### [GIVEN EXERCISE 1]
In the rows, reproduce the lines between the one holding "svg-text:1976: 1976 xyxy=(173,296,184,319)" and the one holding "svg-text:1980: 1980 xyxy=(208,296,219,319)", inclusive, substituting "Combined" for "Overall" and leaving everything else unchanged.

### [SUPPLIED PASSAGE]
%%

# The big move



## Angie NG (Jun 6, 2012)

Hi everyone, hope your all well and your vizslas to. We haven't been on here for a while, my husband is being discharged from the army and we are moving to the Lake District in a week 

Bella doesn't no if she is coming or going bless her, the last week has been strange for her. We are trying to keep her routine as normal as we can but she is aware something is going on. Apart from that she is good, due her 2nd season any day :-\
Once we are settled we will be getting her a brother or sister to play with. Really enjoyed reading all your stories, they always make me smile


----------



## Rudy (Oct 12, 2012)

Please thank Your Man Who can

For His Service and time spent 

These are parts of whats left of some of the real modern day Hero's

Who risk and War for us "

Settle in Well


----------



## Angie NG (Jun 6, 2012)

Your heart felt words mean a lot Rudy, after 21 years in the army it's time for my husband to move on with his life. It's a big change but we are all very much looking forward to it. Hope you and your vizsla's are well


----------



## Rudy (Oct 12, 2012)

Love all of Him

I feel He needs you more even settling in

May God Grace your family

and May God Grace him

My ball cap tips to him 

Big Red One For Life 

Some times its harder to forget then to Remember

Reach out some walk a park smile miles

We made it were whole


----------

%%

### [RECORDED DATA]
%%

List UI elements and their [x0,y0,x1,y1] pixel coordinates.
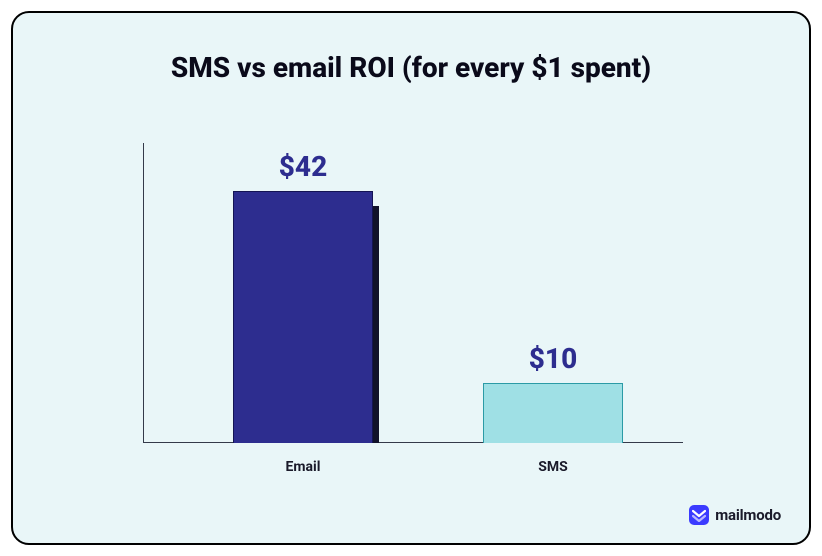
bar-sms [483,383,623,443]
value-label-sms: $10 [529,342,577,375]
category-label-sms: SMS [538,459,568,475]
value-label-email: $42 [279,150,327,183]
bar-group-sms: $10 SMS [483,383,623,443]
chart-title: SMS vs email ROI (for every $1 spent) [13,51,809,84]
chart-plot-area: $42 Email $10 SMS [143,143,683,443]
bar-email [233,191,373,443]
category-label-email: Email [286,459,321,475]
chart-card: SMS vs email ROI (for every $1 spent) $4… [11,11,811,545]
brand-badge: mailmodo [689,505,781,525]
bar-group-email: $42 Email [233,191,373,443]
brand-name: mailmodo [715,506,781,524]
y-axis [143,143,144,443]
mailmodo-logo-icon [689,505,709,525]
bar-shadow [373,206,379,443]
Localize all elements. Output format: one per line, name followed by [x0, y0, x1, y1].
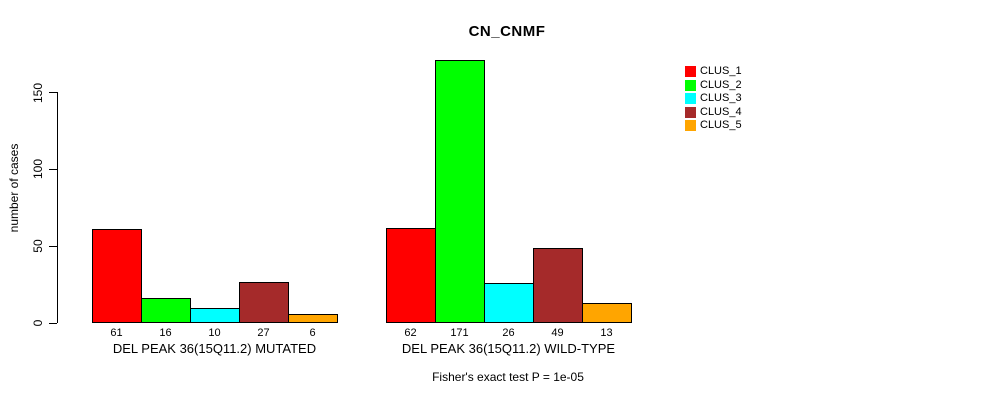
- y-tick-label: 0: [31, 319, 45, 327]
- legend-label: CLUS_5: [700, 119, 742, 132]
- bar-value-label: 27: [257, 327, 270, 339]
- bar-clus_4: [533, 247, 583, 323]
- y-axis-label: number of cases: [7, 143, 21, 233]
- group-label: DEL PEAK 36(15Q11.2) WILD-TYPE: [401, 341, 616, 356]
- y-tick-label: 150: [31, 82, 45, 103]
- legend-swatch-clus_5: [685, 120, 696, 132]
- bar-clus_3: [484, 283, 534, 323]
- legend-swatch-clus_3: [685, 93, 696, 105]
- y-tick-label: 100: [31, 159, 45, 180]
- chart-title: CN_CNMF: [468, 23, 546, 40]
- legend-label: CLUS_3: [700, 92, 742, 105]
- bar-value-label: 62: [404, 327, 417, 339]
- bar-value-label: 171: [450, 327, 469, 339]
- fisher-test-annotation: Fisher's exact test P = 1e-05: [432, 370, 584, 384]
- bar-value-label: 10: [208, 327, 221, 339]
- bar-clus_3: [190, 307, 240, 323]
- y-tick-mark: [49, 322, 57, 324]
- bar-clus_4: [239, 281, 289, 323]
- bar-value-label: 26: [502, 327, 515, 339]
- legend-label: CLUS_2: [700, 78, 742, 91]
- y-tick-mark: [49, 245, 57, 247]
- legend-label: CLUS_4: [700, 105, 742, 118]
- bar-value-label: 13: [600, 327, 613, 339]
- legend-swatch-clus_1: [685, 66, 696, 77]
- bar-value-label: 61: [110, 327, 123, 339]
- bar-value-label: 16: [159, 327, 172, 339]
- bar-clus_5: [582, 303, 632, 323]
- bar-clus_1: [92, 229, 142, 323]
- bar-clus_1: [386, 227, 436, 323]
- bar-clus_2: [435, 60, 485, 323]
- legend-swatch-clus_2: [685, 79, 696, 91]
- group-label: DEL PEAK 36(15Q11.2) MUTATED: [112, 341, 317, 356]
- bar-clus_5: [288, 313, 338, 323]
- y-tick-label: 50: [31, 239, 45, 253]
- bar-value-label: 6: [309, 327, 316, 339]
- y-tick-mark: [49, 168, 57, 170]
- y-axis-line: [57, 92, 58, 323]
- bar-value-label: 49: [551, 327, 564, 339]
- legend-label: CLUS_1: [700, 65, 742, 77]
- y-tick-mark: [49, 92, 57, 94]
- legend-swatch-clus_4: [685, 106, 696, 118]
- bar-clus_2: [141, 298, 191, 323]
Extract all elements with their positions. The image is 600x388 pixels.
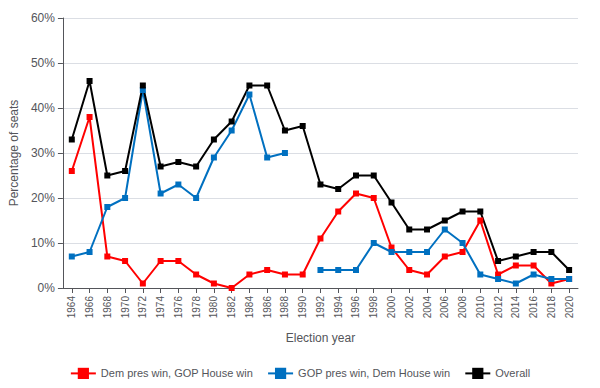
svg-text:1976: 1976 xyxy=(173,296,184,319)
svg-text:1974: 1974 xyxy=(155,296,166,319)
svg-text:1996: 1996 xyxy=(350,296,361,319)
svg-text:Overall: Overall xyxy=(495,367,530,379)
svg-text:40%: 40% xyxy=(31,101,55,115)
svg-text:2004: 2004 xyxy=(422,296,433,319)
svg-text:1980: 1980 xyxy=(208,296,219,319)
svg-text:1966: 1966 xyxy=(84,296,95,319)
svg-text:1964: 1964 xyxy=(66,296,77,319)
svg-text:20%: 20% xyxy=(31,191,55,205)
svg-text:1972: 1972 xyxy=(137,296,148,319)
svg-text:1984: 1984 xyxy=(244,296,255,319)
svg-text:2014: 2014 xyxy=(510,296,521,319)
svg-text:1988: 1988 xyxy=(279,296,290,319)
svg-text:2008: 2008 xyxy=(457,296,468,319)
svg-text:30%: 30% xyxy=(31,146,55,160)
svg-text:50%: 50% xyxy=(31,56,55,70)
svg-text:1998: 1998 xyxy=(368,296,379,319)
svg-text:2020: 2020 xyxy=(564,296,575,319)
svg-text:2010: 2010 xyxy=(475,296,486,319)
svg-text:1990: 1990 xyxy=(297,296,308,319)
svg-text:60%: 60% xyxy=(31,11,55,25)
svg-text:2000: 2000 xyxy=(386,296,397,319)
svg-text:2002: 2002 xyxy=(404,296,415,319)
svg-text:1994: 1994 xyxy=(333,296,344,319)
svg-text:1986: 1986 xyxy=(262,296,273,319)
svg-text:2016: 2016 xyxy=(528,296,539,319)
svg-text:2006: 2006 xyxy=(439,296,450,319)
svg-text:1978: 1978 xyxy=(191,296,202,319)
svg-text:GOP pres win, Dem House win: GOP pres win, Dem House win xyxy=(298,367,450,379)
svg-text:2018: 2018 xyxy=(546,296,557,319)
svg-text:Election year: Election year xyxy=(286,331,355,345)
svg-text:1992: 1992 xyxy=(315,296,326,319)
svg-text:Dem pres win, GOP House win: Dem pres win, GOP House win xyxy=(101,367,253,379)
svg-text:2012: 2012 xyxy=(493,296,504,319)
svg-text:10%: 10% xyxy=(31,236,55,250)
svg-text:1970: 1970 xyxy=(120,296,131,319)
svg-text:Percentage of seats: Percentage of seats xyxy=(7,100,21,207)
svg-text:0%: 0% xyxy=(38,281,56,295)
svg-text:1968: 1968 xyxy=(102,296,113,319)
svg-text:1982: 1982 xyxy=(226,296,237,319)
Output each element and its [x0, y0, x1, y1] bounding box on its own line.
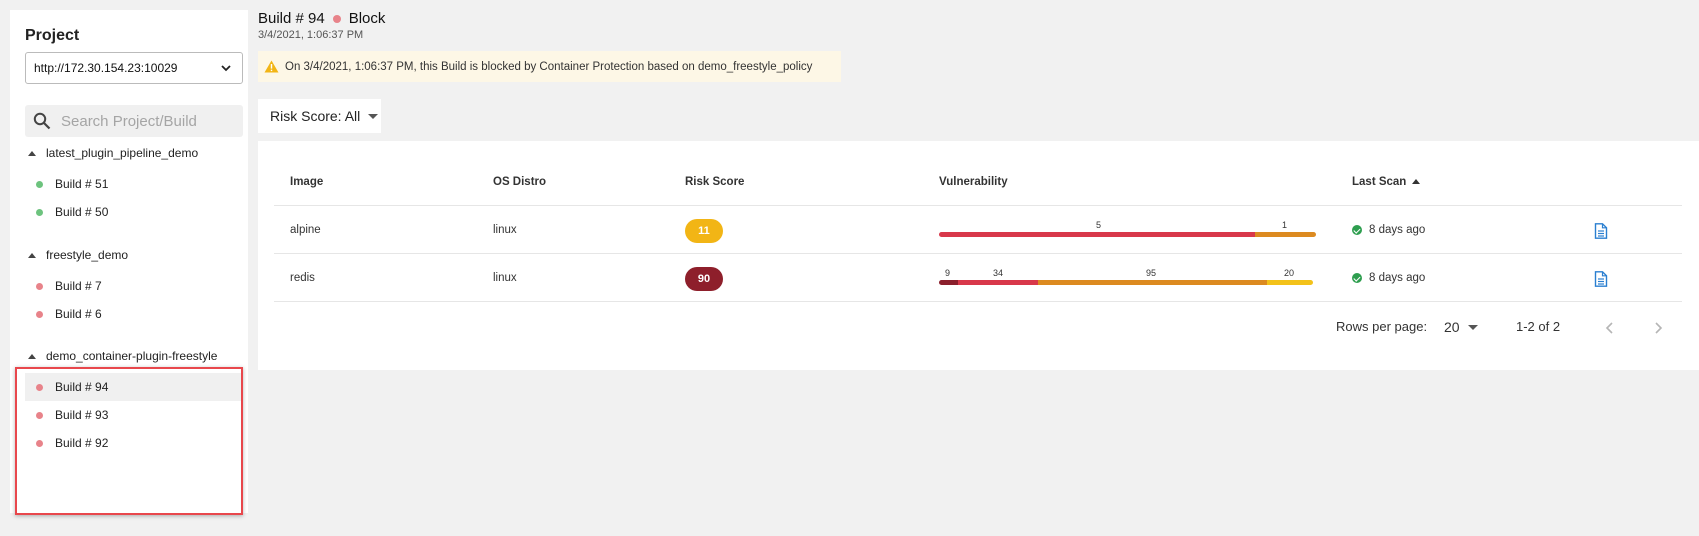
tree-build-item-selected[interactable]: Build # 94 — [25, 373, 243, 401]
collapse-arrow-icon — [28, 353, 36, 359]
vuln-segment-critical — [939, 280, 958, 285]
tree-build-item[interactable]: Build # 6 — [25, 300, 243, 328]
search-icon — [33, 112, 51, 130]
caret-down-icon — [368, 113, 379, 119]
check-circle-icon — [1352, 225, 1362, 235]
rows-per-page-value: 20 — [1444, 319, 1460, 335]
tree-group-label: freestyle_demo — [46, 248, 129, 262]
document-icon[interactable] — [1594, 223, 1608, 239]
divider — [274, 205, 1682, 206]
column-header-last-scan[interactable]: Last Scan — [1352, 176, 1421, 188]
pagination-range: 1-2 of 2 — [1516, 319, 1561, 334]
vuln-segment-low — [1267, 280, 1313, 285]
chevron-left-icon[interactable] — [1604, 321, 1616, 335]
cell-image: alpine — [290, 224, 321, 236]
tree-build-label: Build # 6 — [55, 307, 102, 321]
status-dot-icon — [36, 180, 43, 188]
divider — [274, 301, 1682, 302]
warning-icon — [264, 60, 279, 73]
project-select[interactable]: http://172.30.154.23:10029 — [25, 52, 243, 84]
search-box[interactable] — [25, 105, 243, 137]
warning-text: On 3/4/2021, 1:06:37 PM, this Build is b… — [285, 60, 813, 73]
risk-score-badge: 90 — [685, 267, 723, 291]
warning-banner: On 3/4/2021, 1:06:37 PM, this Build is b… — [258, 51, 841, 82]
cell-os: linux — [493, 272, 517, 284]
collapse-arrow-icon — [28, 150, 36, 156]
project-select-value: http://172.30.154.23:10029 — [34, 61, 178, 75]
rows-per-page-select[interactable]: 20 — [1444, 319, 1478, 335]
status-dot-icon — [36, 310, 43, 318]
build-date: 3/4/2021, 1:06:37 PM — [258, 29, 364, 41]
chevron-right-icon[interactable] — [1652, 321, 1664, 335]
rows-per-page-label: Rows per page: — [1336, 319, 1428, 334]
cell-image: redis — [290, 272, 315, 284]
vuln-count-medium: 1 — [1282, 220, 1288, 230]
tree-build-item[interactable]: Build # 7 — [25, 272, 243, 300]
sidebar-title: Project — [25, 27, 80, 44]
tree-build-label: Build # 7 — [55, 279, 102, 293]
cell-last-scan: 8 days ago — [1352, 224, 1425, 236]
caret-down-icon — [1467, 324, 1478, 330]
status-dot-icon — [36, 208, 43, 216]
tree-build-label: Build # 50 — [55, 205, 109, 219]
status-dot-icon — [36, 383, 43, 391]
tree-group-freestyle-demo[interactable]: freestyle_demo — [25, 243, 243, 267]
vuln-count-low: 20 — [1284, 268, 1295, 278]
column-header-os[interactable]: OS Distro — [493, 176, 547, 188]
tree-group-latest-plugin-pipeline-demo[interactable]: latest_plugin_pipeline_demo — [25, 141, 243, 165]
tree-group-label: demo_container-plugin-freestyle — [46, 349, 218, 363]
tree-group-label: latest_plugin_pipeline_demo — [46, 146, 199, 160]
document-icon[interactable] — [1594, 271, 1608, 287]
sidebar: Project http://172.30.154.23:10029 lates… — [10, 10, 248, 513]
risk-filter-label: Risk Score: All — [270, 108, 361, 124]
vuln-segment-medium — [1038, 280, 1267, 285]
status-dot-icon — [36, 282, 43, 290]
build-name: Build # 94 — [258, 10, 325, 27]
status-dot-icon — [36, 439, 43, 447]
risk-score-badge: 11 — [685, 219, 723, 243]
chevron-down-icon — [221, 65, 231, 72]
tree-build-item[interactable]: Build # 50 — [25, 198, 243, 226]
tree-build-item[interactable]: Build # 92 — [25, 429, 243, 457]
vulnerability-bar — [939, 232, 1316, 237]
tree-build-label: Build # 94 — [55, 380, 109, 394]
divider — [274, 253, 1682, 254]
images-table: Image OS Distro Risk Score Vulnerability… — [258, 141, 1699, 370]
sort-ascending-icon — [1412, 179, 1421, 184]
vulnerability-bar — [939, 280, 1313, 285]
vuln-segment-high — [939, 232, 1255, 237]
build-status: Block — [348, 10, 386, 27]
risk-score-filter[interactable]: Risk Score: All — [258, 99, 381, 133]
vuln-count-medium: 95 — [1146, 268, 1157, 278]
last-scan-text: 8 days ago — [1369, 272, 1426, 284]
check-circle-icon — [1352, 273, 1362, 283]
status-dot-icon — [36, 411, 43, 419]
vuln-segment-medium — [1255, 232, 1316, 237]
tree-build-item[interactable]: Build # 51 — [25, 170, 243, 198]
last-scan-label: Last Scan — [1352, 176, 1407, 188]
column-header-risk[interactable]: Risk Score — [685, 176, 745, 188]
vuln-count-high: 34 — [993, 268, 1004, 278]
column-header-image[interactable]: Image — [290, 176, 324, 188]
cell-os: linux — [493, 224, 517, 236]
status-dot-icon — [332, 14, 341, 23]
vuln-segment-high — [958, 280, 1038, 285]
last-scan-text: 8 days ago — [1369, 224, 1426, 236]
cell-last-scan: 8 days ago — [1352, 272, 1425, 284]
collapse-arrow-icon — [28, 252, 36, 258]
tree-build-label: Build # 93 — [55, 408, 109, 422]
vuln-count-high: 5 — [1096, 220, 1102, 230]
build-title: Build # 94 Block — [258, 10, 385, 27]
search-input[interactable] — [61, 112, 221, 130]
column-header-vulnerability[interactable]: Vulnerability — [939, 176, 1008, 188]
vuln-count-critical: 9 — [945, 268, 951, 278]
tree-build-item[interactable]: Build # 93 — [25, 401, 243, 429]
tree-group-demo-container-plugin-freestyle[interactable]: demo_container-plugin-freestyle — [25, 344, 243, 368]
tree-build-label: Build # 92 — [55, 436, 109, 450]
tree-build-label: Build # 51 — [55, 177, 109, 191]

%%

### [GIVEN EXERCISE 2]
According to the forum thread about the big move, how many years did Angie NG's husband spend in the army?

### [EXERCISE ANSWER 1]
svg-text:1976: 1976 xyxy=(173,296,184,319)
svg-text:1974: 1974 xyxy=(155,296,166,319)
svg-text:1996: 1996 xyxy=(350,296,361,319)
svg-text:Combined: Combined xyxy=(495,367,530,379)
svg-text:40%: 40% xyxy=(31,101,55,115)
svg-text:2004: 2004 xyxy=(422,296,433,319)
svg-text:1980: 1980 xyxy=(208,296,219,319)

### [EXERCISE ANSWER 2]
21 years.